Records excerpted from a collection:

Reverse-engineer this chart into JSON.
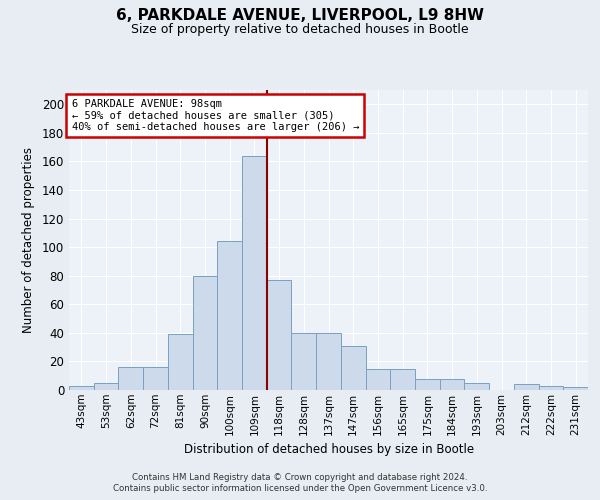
{
  "title1": "6, PARKDALE AVENUE, LIVERPOOL, L9 8HW",
  "title2": "Size of property relative to detached houses in Bootle",
  "xlabel": "Distribution of detached houses by size in Bootle",
  "ylabel": "Number of detached properties",
  "categories": [
    "43sqm",
    "53sqm",
    "62sqm",
    "72sqm",
    "81sqm",
    "90sqm",
    "100sqm",
    "109sqm",
    "118sqm",
    "128sqm",
    "137sqm",
    "147sqm",
    "156sqm",
    "165sqm",
    "175sqm",
    "184sqm",
    "193sqm",
    "203sqm",
    "212sqm",
    "222sqm",
    "231sqm"
  ],
  "values": [
    3,
    5,
    16,
    16,
    39,
    80,
    104,
    164,
    77,
    40,
    40,
    31,
    15,
    15,
    8,
    8,
    5,
    0,
    4,
    3,
    2
  ],
  "bar_color": "#ccdaeb",
  "bar_edge_color": "#7aa0c0",
  "vline_x_pos": 7.5,
  "vline_color": "#8b0000",
  "ylim": [
    0,
    210
  ],
  "yticks": [
    0,
    20,
    40,
    60,
    80,
    100,
    120,
    140,
    160,
    180,
    200
  ],
  "annotation_text": "6 PARKDALE AVENUE: 98sqm\n← 59% of detached houses are smaller (305)\n40% of semi-detached houses are larger (206) →",
  "annotation_box_color": "#ffffff",
  "annotation_box_edge": "#cc0000",
  "footnote1": "Contains HM Land Registry data © Crown copyright and database right 2024.",
  "footnote2": "Contains public sector information licensed under the Open Government Licence v3.0.",
  "background_color": "#e8edf4",
  "plot_bg_color": "#edf1f8",
  "grid_color": "#ffffff"
}
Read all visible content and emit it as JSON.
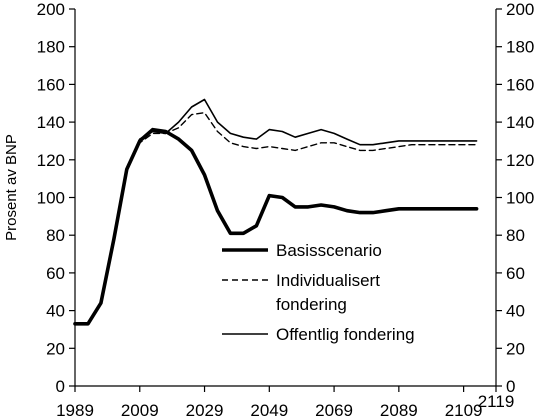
{
  "chart_data": {
    "type": "line",
    "title": "",
    "xlabel": "",
    "ylabel": "Prosent av BNP",
    "xlim": [
      1989,
      2119
    ],
    "ylim": [
      0,
      200
    ],
    "x_ticks": [
      1989,
      2009,
      2029,
      2049,
      2069,
      2089,
      2109,
      2119
    ],
    "y_ticks": [
      0,
      20,
      40,
      60,
      80,
      100,
      120,
      140,
      160,
      180,
      200
    ],
    "grid": false,
    "legend_placement": "lower-right",
    "series": [
      {
        "name": "Basisscenario",
        "style": "solid-thick",
        "color": "#000000",
        "x": [
          1989,
          1993,
          1997,
          2001,
          2005,
          2009,
          2013,
          2017,
          2021,
          2025,
          2029,
          2033,
          2037,
          2041,
          2045,
          2049,
          2053,
          2057,
          2061,
          2065,
          2069,
          2073,
          2077,
          2081,
          2085,
          2089,
          2093,
          2097,
          2101,
          2105,
          2109,
          2113
        ],
        "values": [
          33,
          33,
          44,
          78,
          115,
          130,
          136,
          135,
          131,
          125,
          112,
          93,
          81,
          81,
          85,
          101,
          100,
          95,
          95,
          96,
          95,
          93,
          92,
          92,
          93,
          94,
          94,
          94,
          94,
          94,
          94,
          94
        ]
      },
      {
        "name": "Individualisert fondering",
        "style": "dashed",
        "color": "#000000",
        "x": [
          1989,
          1993,
          1997,
          2001,
          2005,
          2009,
          2013,
          2017,
          2021,
          2025,
          2029,
          2033,
          2037,
          2041,
          2045,
          2049,
          2053,
          2057,
          2061,
          2065,
          2069,
          2073,
          2077,
          2081,
          2085,
          2089,
          2093,
          2097,
          2101,
          2105,
          2109,
          2113
        ],
        "values": [
          33,
          33,
          44,
          78,
          115,
          129,
          134,
          134,
          137,
          144,
          145,
          135,
          129,
          127,
          126,
          127,
          126,
          125,
          127,
          129,
          129,
          127,
          125,
          125,
          126,
          127,
          128,
          128,
          128,
          128,
          128,
          128
        ]
      },
      {
        "name": "Offentlig fondering",
        "style": "solid-thin",
        "color": "#000000",
        "x": [
          1989,
          1993,
          1997,
          2001,
          2005,
          2009,
          2013,
          2017,
          2021,
          2025,
          2029,
          2033,
          2037,
          2041,
          2045,
          2049,
          2053,
          2057,
          2061,
          2065,
          2069,
          2073,
          2077,
          2081,
          2085,
          2089,
          2093,
          2097,
          2101,
          2105,
          2109,
          2113
        ],
        "values": [
          33,
          33,
          44,
          78,
          115,
          131,
          135,
          134,
          140,
          148,
          152,
          140,
          134,
          132,
          131,
          136,
          135,
          132,
          134,
          136,
          134,
          131,
          128,
          128,
          129,
          130,
          130,
          130,
          130,
          130,
          130,
          130
        ]
      }
    ],
    "legend_labels": [
      {
        "series": 0,
        "lines": [
          "Basisscenario"
        ]
      },
      {
        "series": 1,
        "lines": [
          "Individualisert",
          "fondering"
        ]
      },
      {
        "series": 2,
        "lines": [
          "Offentlig fondering"
        ]
      }
    ]
  }
}
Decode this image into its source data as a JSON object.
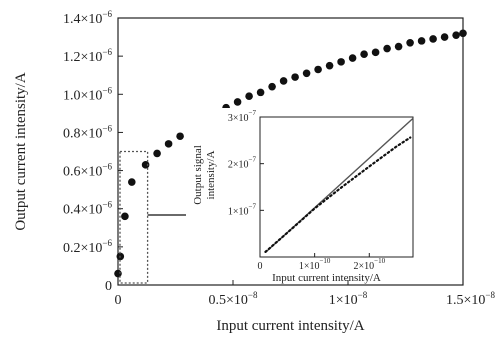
{
  "chart_data": [
    {
      "type": "scatter",
      "role": "main",
      "title": "",
      "xlabel": "Input current intensity/A",
      "ylabel": "Output current intensity/A",
      "xlim": [
        0,
        1.5e-08
      ],
      "ylim": [
        0,
        1.4e-06
      ],
      "xticks": [
        {
          "value": 0,
          "mantissa": "0",
          "exp": ""
        },
        {
          "value": 5e-09,
          "mantissa": "0.5×10",
          "exp": "−8"
        },
        {
          "value": 1e-08,
          "mantissa": "1×10",
          "exp": "−8"
        },
        {
          "value": 1.5e-08,
          "mantissa": "1.5×10",
          "exp": "−8"
        }
      ],
      "yticks": [
        {
          "value": 0,
          "mantissa": "0",
          "exp": ""
        },
        {
          "value": 2e-07,
          "mantissa": "0.2×10",
          "exp": "−6"
        },
        {
          "value": 4e-07,
          "mantissa": "0.4×10",
          "exp": "−6"
        },
        {
          "value": 6e-07,
          "mantissa": "0.6×10",
          "exp": "−6"
        },
        {
          "value": 8e-07,
          "mantissa": "0.8×10",
          "exp": "−6"
        },
        {
          "value": 1e-06,
          "mantissa": "1.0×10",
          "exp": "−6"
        },
        {
          "value": 1.2e-06,
          "mantissa": "1.2×10",
          "exp": "−6"
        },
        {
          "value": 1.4e-06,
          "mantissa": "1.4×10",
          "exp": "−6"
        }
      ],
      "x": [
        0,
        1e-10,
        3e-10,
        6e-10,
        1.2e-09,
        1.7e-09,
        2.2e-09,
        2.7e-09,
        3.2e-09,
        3.7e-09,
        4.2e-09,
        4.7e-09,
        5.2e-09,
        5.7e-09,
        6.2e-09,
        6.7e-09,
        7.2e-09,
        7.7e-09,
        8.2e-09,
        8.7e-09,
        9.2e-09,
        9.7e-09,
        1.02e-08,
        1.07e-08,
        1.12e-08,
        1.17e-08,
        1.22e-08,
        1.27e-08,
        1.32e-08,
        1.37e-08,
        1.42e-08,
        1.47e-08,
        1.5e-08
      ],
      "y": [
        6e-08,
        1.5e-07,
        3.6e-07,
        5.4e-07,
        6.3e-07,
        6.9e-07,
        7.4e-07,
        7.8e-07,
        8.2e-07,
        8.6e-07,
        8.9e-07,
        9.3e-07,
        9.6e-07,
        9.9e-07,
        1.01e-06,
        1.04e-06,
        1.07e-06,
        1.09e-06,
        1.11e-06,
        1.13e-06,
        1.15e-06,
        1.17e-06,
        1.19e-06,
        1.21e-06,
        1.22e-06,
        1.24e-06,
        1.25e-06,
        1.27e-06,
        1.28e-06,
        1.29e-06,
        1.3e-06,
        1.31e-06,
        1.32e-06
      ],
      "selection_box": {
        "x": [
          0,
          1.2e-09
        ],
        "y": [
          0,
          7e-07
        ]
      },
      "grid": false
    },
    {
      "type": "line",
      "role": "inset",
      "title": "",
      "xlabel": "Input current intensity/A",
      "ylabel_lines": [
        "Output signal",
        "intensity/A"
      ],
      "xlim": [
        0,
        2.8e-10
      ],
      "ylim": [
        0,
        3e-07
      ],
      "xticks": [
        {
          "value": 0,
          "mantissa": "0",
          "exp": ""
        },
        {
          "value": 1e-10,
          "mantissa": "1×10",
          "exp": "−10"
        },
        {
          "value": 2e-10,
          "mantissa": "2×10",
          "exp": "−10"
        }
      ],
      "yticks": [
        {
          "value": 0,
          "mantissa": "0",
          "exp": ""
        },
        {
          "value": 1e-07,
          "mantissa": "1×10",
          "exp": "−7"
        },
        {
          "value": 2e-07,
          "mantissa": "2×10",
          "exp": "−7"
        },
        {
          "value": 3e-07,
          "mantissa": "3×10",
          "exp": "−7"
        }
      ],
      "series": [
        {
          "style": "solid",
          "x": [
            1e-11,
            2.8e-10
          ],
          "y": [
            1e-08,
            2.97e-07
          ]
        },
        {
          "style": "dotted",
          "x": [
            1e-11,
            5e-11,
            1e-10,
            1.5e-10,
            2e-10,
            2.5e-10,
            2.75e-10
          ],
          "y": [
            1.1e-08,
            5.2e-08,
            1.04e-07,
            1.5e-07,
            1.94e-07,
            2.37e-07,
            2.56e-07
          ]
        }
      ],
      "grid": false
    }
  ],
  "colors": {
    "axis": "#222222",
    "marker": "#111111",
    "solid_line": "#555555",
    "box": "#555555"
  }
}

DIRECTION: Report how many lines in the records hold the word "PARKDALE", giving the number and nothing else.

EXPECTED OUTPUT: 2